Work to do → Without the pictures, return all of the material exactly as written.

The data →
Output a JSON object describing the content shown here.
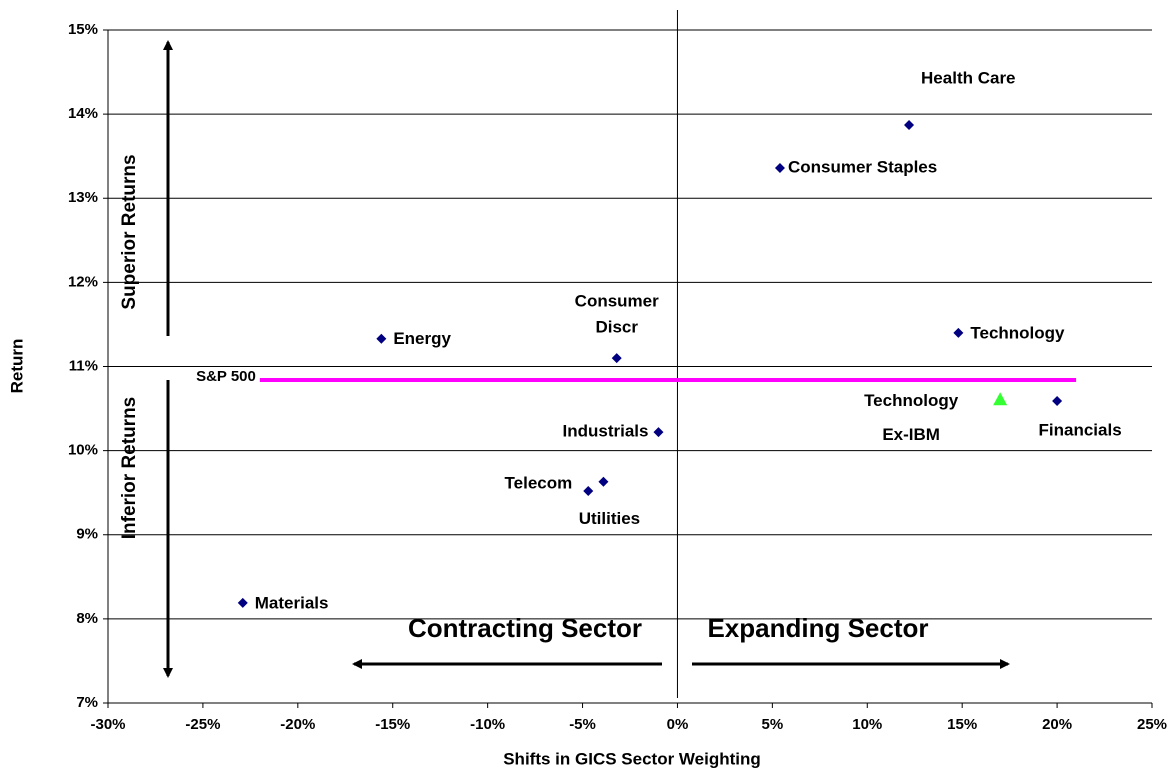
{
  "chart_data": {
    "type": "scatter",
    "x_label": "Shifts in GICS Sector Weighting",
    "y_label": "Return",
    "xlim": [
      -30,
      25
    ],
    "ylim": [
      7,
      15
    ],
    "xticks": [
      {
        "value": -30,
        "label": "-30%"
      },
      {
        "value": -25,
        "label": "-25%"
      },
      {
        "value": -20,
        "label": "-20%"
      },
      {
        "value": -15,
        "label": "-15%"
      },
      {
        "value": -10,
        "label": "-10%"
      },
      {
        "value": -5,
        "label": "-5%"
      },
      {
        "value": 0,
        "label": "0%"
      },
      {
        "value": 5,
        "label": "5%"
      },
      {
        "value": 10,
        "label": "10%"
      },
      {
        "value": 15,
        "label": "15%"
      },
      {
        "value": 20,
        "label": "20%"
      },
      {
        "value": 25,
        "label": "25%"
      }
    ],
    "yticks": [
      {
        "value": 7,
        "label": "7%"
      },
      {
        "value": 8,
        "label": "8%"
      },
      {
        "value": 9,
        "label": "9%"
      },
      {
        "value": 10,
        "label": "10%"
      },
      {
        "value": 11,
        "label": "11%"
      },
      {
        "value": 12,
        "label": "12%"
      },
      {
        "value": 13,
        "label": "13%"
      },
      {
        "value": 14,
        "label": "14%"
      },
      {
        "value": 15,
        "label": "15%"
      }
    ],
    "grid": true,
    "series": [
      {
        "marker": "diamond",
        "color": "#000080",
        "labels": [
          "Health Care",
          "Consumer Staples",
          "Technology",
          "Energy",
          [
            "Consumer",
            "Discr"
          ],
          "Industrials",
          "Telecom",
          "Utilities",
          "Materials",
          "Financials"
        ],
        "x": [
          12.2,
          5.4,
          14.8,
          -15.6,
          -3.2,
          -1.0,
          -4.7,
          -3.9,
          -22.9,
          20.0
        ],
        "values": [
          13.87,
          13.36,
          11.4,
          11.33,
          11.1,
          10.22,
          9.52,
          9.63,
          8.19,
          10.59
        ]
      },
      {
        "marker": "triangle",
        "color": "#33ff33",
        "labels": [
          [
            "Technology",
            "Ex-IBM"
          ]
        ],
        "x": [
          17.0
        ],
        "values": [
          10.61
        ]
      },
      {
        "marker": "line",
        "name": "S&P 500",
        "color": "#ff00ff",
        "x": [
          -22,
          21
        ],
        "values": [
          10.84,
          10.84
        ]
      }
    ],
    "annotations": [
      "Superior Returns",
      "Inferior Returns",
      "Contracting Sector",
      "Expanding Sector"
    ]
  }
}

Result for this exercise →
Output a JSON object describing the content shown here.
{
  "chart_data": {
    "type": "scatter",
    "x_label": "Shifts in GICS Sector Weighting",
    "y_label": "Return",
    "xlim": [
      -30,
      25
    ],
    "ylim": [
      7,
      15
    ],
    "xticks": [
      {
        "value": -30,
        "label": "-30%"
      },
      {
        "value": -25,
        "label": "-25%"
      },
      {
        "value": -20,
        "label": "-20%"
      },
      {
        "value": -15,
        "label": "-15%"
      },
      {
        "value": -10,
        "label": "-10%"
      },
      {
        "value": -5,
        "label": "-5%"
      },
      {
        "value": 0,
        "label": "0%"
      },
      {
        "value": 5,
        "label": "5%"
      },
      {
        "value": 10,
        "label": "10%"
      },
      {
        "value": 15,
        "label": "15%"
      },
      {
        "value": 20,
        "label": "20%"
      },
      {
        "value": 25,
        "label": "25%"
      }
    ],
    "yticks": [
      {
        "value": 7,
        "label": "7%"
      },
      {
        "value": 8,
        "label": "8%"
      },
      {
        "value": 9,
        "label": "9%"
      },
      {
        "value": 10,
        "label": "10%"
      },
      {
        "value": 11,
        "label": "11%"
      },
      {
        "value": 12,
        "label": "12%"
      },
      {
        "value": 13,
        "label": "13%"
      },
      {
        "value": 14,
        "label": "14%"
      },
      {
        "value": 15,
        "label": "15%"
      }
    ],
    "grid": true,
    "series": [
      {
        "marker": "diamond",
        "color": "#000080",
        "labels": [
          "Health Care",
          "Consumer Staples",
          "Technology",
          "Energy",
          [
            "Consumer",
            "Discr"
          ],
          "Industrials",
          "Telecom",
          "Utilities",
          "Materials",
          "Financials"
        ],
        "x": [
          12.2,
          5.4,
          14.8,
          -15.6,
          -3.2,
          -1.0,
          -4.7,
          -3.9,
          -22.9,
          20.0
        ],
        "values": [
          13.87,
          13.36,
          11.4,
          11.33,
          11.1,
          10.22,
          9.52,
          9.63,
          8.19,
          10.59
        ]
      },
      {
        "marker": "triangle",
        "color": "#33ff33",
        "labels": [
          [
            "Technology",
            "Ex-IBM"
          ]
        ],
        "x": [
          17.0
        ],
        "values": [
          10.61
        ]
      },
      {
        "marker": "line",
        "name": "S&P 500",
        "color": "#ff00ff",
        "x": [
          -22,
          21
        ],
        "values": [
          10.84,
          10.84
        ]
      }
    ],
    "annotations": [
      "Superior Returns",
      "Inferior Returns",
      "Contracting Sector",
      "Expanding Sector"
    ]
  }
}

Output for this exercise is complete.